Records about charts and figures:
>> START

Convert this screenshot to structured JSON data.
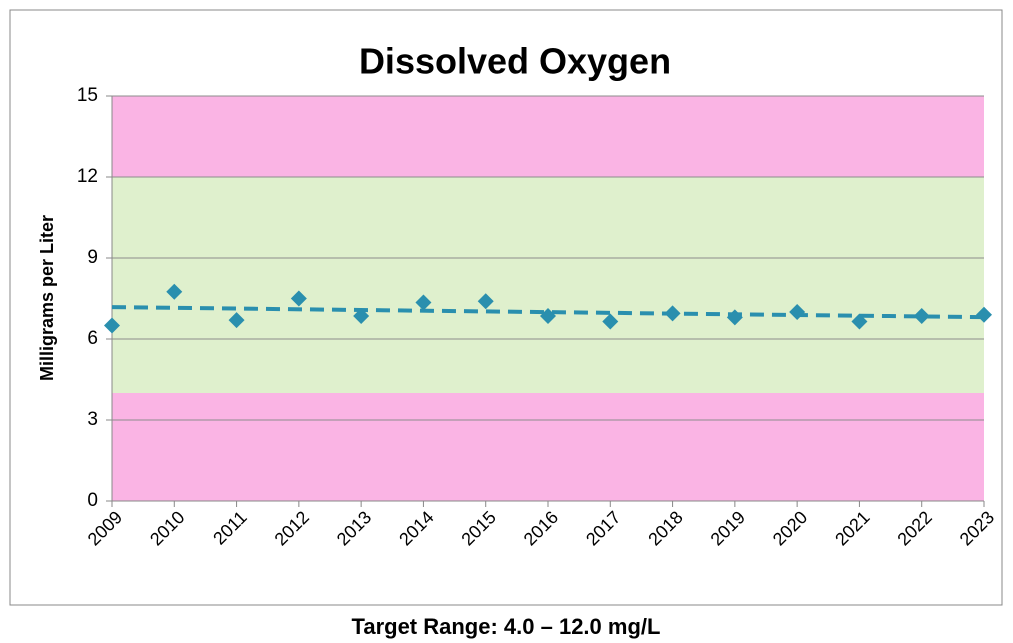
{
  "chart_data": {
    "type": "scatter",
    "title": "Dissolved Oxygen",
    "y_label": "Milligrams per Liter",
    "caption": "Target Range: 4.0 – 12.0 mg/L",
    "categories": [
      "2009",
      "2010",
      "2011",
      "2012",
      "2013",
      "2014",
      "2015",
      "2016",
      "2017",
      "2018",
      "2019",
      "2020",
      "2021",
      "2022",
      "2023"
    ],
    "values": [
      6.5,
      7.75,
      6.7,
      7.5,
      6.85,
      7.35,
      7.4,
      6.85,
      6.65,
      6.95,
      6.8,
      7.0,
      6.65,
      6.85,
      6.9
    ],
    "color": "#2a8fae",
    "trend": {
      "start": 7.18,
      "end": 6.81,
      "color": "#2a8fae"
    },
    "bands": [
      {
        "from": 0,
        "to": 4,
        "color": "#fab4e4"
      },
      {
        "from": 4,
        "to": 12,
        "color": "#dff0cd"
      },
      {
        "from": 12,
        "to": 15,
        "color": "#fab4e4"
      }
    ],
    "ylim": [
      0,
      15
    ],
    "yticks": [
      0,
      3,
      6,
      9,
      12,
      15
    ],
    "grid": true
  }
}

>> END
>> START

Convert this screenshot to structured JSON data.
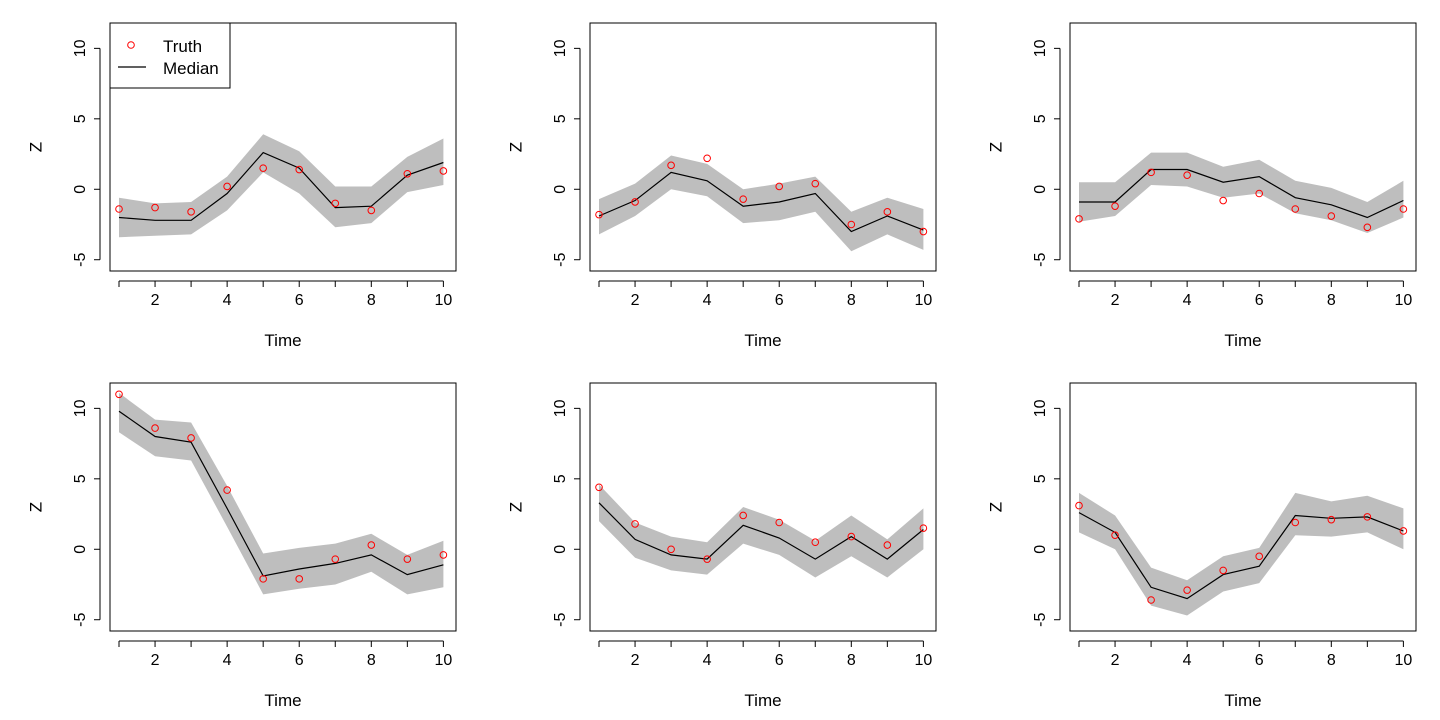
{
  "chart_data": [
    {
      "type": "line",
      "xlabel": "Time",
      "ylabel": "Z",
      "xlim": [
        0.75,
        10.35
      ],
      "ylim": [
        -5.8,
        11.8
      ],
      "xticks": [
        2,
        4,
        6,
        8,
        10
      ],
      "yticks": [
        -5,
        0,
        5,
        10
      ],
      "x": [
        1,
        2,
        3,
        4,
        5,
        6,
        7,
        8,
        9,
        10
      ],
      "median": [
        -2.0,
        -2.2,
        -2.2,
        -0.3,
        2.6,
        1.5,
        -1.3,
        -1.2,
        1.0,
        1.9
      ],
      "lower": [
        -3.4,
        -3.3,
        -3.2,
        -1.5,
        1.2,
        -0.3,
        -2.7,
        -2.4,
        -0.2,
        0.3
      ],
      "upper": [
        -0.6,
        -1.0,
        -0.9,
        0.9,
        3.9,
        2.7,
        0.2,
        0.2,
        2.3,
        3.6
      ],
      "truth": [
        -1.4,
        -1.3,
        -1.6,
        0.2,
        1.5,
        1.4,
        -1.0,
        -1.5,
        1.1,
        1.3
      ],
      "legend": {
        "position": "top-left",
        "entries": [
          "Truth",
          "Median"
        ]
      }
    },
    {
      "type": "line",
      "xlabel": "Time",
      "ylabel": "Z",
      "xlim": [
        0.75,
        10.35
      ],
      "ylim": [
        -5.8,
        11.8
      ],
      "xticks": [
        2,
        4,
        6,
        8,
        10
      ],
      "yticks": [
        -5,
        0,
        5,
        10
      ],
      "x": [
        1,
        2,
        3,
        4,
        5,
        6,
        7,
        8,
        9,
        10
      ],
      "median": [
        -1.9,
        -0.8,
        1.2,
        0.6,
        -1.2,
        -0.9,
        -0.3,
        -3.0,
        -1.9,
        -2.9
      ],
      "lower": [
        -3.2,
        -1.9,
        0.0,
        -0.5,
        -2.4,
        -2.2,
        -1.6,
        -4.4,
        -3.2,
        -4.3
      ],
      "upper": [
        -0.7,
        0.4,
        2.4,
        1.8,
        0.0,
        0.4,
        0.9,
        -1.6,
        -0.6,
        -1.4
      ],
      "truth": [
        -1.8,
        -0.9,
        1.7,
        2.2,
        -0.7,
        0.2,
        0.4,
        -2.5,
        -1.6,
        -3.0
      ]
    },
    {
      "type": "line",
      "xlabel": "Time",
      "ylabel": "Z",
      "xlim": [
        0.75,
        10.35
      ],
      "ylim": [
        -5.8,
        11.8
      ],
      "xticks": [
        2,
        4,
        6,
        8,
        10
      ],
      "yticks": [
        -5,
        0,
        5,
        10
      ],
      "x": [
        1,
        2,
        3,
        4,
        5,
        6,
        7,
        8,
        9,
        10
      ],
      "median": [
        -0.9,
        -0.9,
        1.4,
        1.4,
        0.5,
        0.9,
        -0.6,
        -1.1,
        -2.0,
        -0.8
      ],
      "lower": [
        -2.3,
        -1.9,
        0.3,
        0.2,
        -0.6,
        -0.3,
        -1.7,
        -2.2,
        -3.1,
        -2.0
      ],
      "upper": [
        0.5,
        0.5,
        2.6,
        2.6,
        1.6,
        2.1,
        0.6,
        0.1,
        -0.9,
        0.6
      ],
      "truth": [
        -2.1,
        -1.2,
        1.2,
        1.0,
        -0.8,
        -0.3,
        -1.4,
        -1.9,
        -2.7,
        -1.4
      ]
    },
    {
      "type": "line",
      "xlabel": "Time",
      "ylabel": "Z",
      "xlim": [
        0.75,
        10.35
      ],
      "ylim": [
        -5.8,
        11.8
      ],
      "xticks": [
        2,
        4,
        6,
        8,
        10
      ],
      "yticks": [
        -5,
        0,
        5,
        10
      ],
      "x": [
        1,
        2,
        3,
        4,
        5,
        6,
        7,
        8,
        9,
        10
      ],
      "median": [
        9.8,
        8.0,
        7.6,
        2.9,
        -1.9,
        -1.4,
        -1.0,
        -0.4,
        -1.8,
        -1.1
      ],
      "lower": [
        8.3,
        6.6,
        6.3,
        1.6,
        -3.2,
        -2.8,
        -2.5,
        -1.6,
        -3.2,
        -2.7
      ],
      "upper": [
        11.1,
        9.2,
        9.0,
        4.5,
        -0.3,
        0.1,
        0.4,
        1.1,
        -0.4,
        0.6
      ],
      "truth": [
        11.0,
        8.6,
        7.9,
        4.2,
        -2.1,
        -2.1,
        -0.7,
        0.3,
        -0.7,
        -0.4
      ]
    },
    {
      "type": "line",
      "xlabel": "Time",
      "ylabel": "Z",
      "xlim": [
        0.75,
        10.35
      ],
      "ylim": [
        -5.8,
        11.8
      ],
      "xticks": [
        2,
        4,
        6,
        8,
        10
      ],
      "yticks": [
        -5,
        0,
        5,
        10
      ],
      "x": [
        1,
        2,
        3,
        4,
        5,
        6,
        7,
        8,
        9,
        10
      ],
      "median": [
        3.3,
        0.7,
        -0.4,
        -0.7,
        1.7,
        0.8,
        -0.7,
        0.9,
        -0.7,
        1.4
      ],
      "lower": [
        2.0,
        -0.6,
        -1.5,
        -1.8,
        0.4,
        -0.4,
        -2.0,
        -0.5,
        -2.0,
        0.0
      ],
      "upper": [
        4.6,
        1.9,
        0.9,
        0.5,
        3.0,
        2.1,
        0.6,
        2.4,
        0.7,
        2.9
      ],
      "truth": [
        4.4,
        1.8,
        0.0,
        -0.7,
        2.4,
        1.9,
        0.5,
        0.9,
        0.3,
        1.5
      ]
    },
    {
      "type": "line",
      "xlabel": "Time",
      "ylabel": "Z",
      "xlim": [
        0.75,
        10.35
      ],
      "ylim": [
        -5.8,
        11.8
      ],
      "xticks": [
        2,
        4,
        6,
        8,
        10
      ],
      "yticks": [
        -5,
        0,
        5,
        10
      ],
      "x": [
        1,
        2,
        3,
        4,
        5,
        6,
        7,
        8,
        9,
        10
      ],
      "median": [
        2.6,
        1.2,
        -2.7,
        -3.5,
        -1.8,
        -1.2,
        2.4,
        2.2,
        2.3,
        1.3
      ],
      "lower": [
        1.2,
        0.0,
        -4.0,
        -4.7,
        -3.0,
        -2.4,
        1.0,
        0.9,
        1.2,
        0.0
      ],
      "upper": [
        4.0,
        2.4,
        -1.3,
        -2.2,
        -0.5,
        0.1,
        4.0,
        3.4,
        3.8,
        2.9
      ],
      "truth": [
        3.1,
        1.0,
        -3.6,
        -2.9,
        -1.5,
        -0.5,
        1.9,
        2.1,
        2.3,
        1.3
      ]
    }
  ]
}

>> END

→ PROBLEM STATEMENT
Where a line in the entries holds "color", copy that line.

→ TASK RESULT
    "color": "#2a8fae",
      "color": "#2a8fae"
        "color": "#fab4e4"
        "color": "#dff0cd"
        "color": "#fab4e4"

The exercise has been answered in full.